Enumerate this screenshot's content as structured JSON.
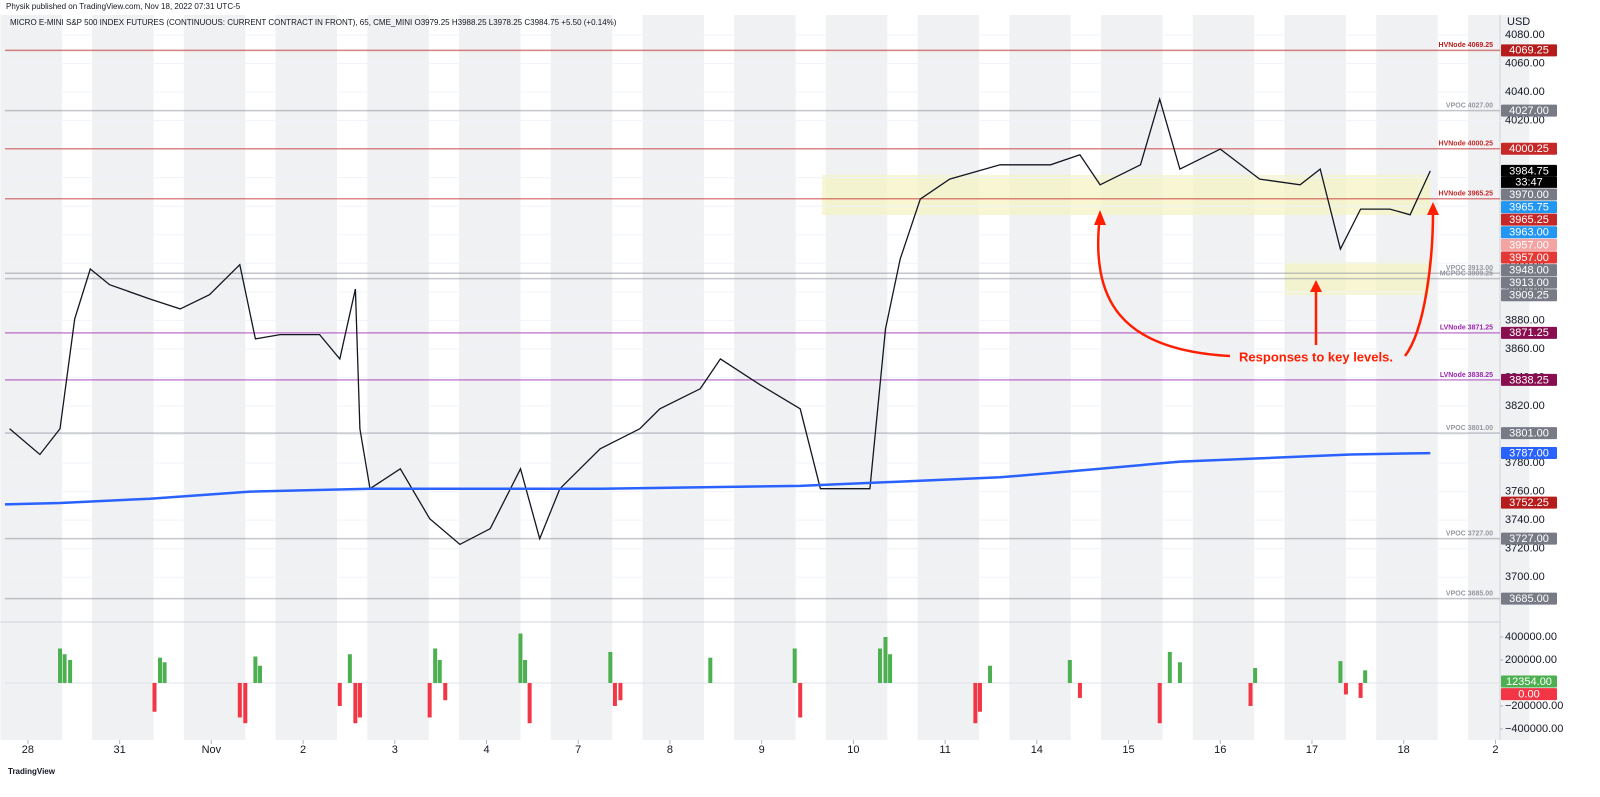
{
  "header": {
    "published": "Physik published on TradingView.com, Nov 18, 2022 07:31 UTC-5",
    "footer": "TradingView"
  },
  "chart_data": [
    {
      "type": "line",
      "title": "MICRO E-MINI S&P 500 INDEX FUTURES (CONTINUOUS: CURRENT CONTRACT IN FRONT), 65, CME_MINI  O3979.25  H3988.25  L3978.25  C3984.75  +5.50 (+0.14%)",
      "currency": "USD",
      "annotation": "Responses to key levels.",
      "xlim": [
        -0.25,
        16.05
      ],
      "ylim": [
        3670,
        4094
      ],
      "yticks": [
        {
          "value": 3700,
          "label": "3700.00"
        },
        {
          "value": 3720,
          "label": "3720.00"
        },
        {
          "value": 3740,
          "label": "3740.00"
        },
        {
          "value": 3760,
          "label": "3760.00"
        },
        {
          "value": 3780,
          "label": "3780.00"
        },
        {
          "value": 3800,
          "label": "3800.00"
        },
        {
          "value": 3820,
          "label": "3820.00"
        },
        {
          "value": 3840,
          "label": "3840.00"
        },
        {
          "value": 3860,
          "label": "3860.00"
        },
        {
          "value": 3880,
          "label": "3880.00"
        },
        {
          "value": 3900,
          "label": "3900.00"
        },
        {
          "value": 3920,
          "label": "3920.00"
        },
        {
          "value": 3940,
          "label": "3940.00"
        },
        {
          "value": 3960,
          "label": "3960.00"
        },
        {
          "value": 3980,
          "label": "3980.00"
        },
        {
          "value": 4000,
          "label": "4000.00"
        },
        {
          "value": 4020,
          "label": "4020.00"
        },
        {
          "value": 4040,
          "label": "4040.00"
        },
        {
          "value": 4060,
          "label": "4060.00"
        },
        {
          "value": 4080,
          "label": "4080.00"
        }
      ],
      "series": [
        {
          "color": "#131722",
          "x": [
            -0.2,
            0.13,
            0.35,
            0.51,
            0.68,
            0.89,
            1.33,
            1.66,
            1.98,
            2.31,
            2.48,
            2.75,
            3.18,
            3.4,
            3.57,
            3.62,
            3.73,
            4.06,
            4.38,
            4.71,
            5.04,
            5.37,
            5.58,
            5.8,
            6.24,
            6.67,
            6.89,
            7.33,
            7.55,
            7.98,
            8.42,
            8.64,
            9.18,
            9.35,
            9.51,
            9.73,
            10.05,
            10.6,
            11.15,
            11.47,
            11.69,
            12.13,
            12.34,
            12.56,
            13.0,
            13.43,
            13.87,
            14.09,
            14.31,
            14.53,
            14.85,
            15.07,
            15.29
          ],
          "values": [
            3804,
            3786,
            3804,
            3881,
            3916,
            3905,
            3895,
            3888,
            3898,
            3919,
            3867,
            3870,
            3870,
            3853,
            3902,
            3804,
            3762,
            3776,
            3741,
            3723,
            3734,
            3776,
            3727,
            3762,
            3790,
            3804,
            3818,
            3832,
            3853,
            3835,
            3818,
            3762,
            3762,
            3874,
            3923,
            3965,
            3979,
            3989,
            3989,
            3996,
            3975,
            3989,
            4035,
            3986,
            4000,
            3979,
            3975,
            3986,
            3930,
            3958,
            3958,
            3954,
            3984.75
          ]
        },
        {
          "color": "#2962ff",
          "x": [
            -0.25,
            0.35,
            1.33,
            2.42,
            3.73,
            6.24,
            8.42,
            9.51,
            10.6,
            11.69,
            12.56,
            13.32,
            14.42,
            15.29
          ],
          "values": [
            3751,
            3752,
            3755,
            3760,
            3762,
            3762,
            3764,
            3767,
            3770,
            3776,
            3781,
            3783,
            3786,
            3787
          ]
        }
      ],
      "levels": [
        {
          "label": "HVNode 4069.25",
          "value": 4069.25,
          "color": "#b71c1c"
        },
        {
          "label": "VPOC 4027.00",
          "value": 4027,
          "color": "#9598a1"
        },
        {
          "label": "HVNode 4000.25",
          "value": 4000.25,
          "color": "#c62828"
        },
        {
          "label": "HVNode 3965.25",
          "value": 3965.25,
          "color": "#c62828"
        },
        {
          "label": "VPOC 3913.00",
          "value": 3913,
          "color": "#9598a1"
        },
        {
          "label": "MCPOC 3909.25",
          "value": 3909.25,
          "color": "#9598a1"
        },
        {
          "label": "LVNode 3871.25",
          "value": 3871.25,
          "color": "#9c27b0"
        },
        {
          "label": "LVNode 3838.25",
          "value": 3838.25,
          "color": "#9c27b0"
        },
        {
          "label": "VPOC 3801.00",
          "value": 3801,
          "color": "#9598a1"
        },
        {
          "label": "VPOC 3727.00",
          "value": 3727,
          "color": "#9598a1"
        },
        {
          "label": "VPOC 3685.00",
          "value": 3685,
          "color": "#9598a1"
        }
      ],
      "price_tags": [
        {
          "value": 4069.25,
          "label": "4069.25",
          "color": "#b71c1c"
        },
        {
          "value": 4027,
          "label": "4027.00",
          "color": "#787b86"
        },
        {
          "value": 4000.25,
          "label": "4000.25",
          "color": "#c62828"
        },
        {
          "value": 3984.75,
          "label": "3984.75",
          "color": "#000000",
          "countdown": "33:47"
        },
        {
          "value": 3970,
          "label": "3970.00",
          "color": "#787b86"
        },
        {
          "value": 3965.75,
          "label": "3965.75",
          "color": "#2196f3"
        },
        {
          "value": 3965.25,
          "label": "3965.25",
          "color": "#c62828"
        },
        {
          "value": 3963,
          "label": "3963.00",
          "color": "#2196f3"
        },
        {
          "value": 3957,
          "label": "3957.00",
          "color": "#f4a3a3"
        },
        {
          "value": 3957,
          "label": "3957.00",
          "color": "#e53935"
        },
        {
          "value": 3948,
          "label": "3948.00",
          "color": "#787b86"
        },
        {
          "value": 3913,
          "label": "3913.00",
          "color": "#787b86"
        },
        {
          "value": 3909.25,
          "label": "3909.25",
          "color": "#787b86"
        },
        {
          "value": 3871.25,
          "label": "3871.25",
          "color": "#880e4f"
        },
        {
          "value": 3838.25,
          "label": "3838.25",
          "color": "#880e4f"
        },
        {
          "value": 3801,
          "label": "3801.00",
          "color": "#787b86"
        },
        {
          "value": 3787,
          "label": "3787.00",
          "color": "#2962ff"
        },
        {
          "value": 3752.25,
          "label": "3752.25",
          "color": "#b71c1c"
        },
        {
          "value": 3727,
          "label": "3727.00",
          "color": "#787b86"
        },
        {
          "value": 3685,
          "label": "3685.00",
          "color": "#787b86"
        }
      ]
    },
    {
      "type": "bar",
      "xlim": [
        -0.25,
        16.05
      ],
      "ylim": [
        -496000,
        513000
      ],
      "yticks": [
        {
          "value": 400000,
          "label": "400000.00"
        },
        {
          "value": 200000,
          "label": "200000.00"
        },
        {
          "value": -200000,
          "label": "−200000.00"
        },
        {
          "value": -400000,
          "label": "−400000.00"
        }
      ],
      "xticks": [
        {
          "value": 0,
          "label": "28"
        },
        {
          "value": 1,
          "label": "31"
        },
        {
          "value": 2,
          "label": "Nov"
        },
        {
          "value": 3,
          "label": "2"
        },
        {
          "value": 4,
          "label": "3"
        },
        {
          "value": 5,
          "label": "4"
        },
        {
          "value": 6,
          "label": "7"
        },
        {
          "value": 7,
          "label": "8"
        },
        {
          "value": 8,
          "label": "9"
        },
        {
          "value": 9,
          "label": "10"
        },
        {
          "value": 10,
          "label": "11"
        },
        {
          "value": 11,
          "label": "14"
        },
        {
          "value": 12,
          "label": "15"
        },
        {
          "value": 13,
          "label": "16"
        },
        {
          "value": 14,
          "label": "17"
        },
        {
          "value": 15,
          "label": "18"
        },
        {
          "value": 16,
          "label": "2"
        }
      ],
      "pos_color": "#4caf50",
      "neg_color": "#f23645",
      "x": [
        0.35,
        0.4,
        0.46,
        1.38,
        1.44,
        1.49,
        2.31,
        2.37,
        2.48,
        2.53,
        3.4,
        3.51,
        3.57,
        3.62,
        4.38,
        4.44,
        4.49,
        4.55,
        5.37,
        5.42,
        5.47,
        6.35,
        6.4,
        6.46,
        7.44,
        8.36,
        8.42,
        9.29,
        9.35,
        9.4,
        10.33,
        10.38,
        10.49,
        11.36,
        11.47,
        12.34,
        12.45,
        12.56,
        13.33,
        13.38,
        14.31,
        14.37,
        14.53,
        14.58
      ],
      "values": [
        300000,
        250000,
        200000,
        -250000,
        220000,
        180000,
        -300000,
        -350000,
        230000,
        150000,
        -200000,
        250000,
        -350000,
        -300000,
        -300000,
        300000,
        200000,
        -150000,
        430000,
        200000,
        -350000,
        270000,
        -200000,
        -150000,
        220000,
        300000,
        -300000,
        300000,
        400000,
        250000,
        -350000,
        -250000,
        150000,
        200000,
        -130000,
        -350000,
        270000,
        180000,
        -200000,
        130000,
        190000,
        -100000,
        -130000,
        110000
      ],
      "tags": [
        {
          "value": 12354,
          "label": "12354.00",
          "color": "#4caf50"
        },
        {
          "value": 0,
          "label": "0.00",
          "color": "#f23645"
        }
      ]
    }
  ]
}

______

Copy every line of the listing that includes the string "VPOC".

          "label": "VPOC 4027.00",
          "label": "VPOC 3913.00",
          "label": "VPOC 3801.00",
          "label": "VPOC 3727.00",
          "label": "VPOC 3685.00",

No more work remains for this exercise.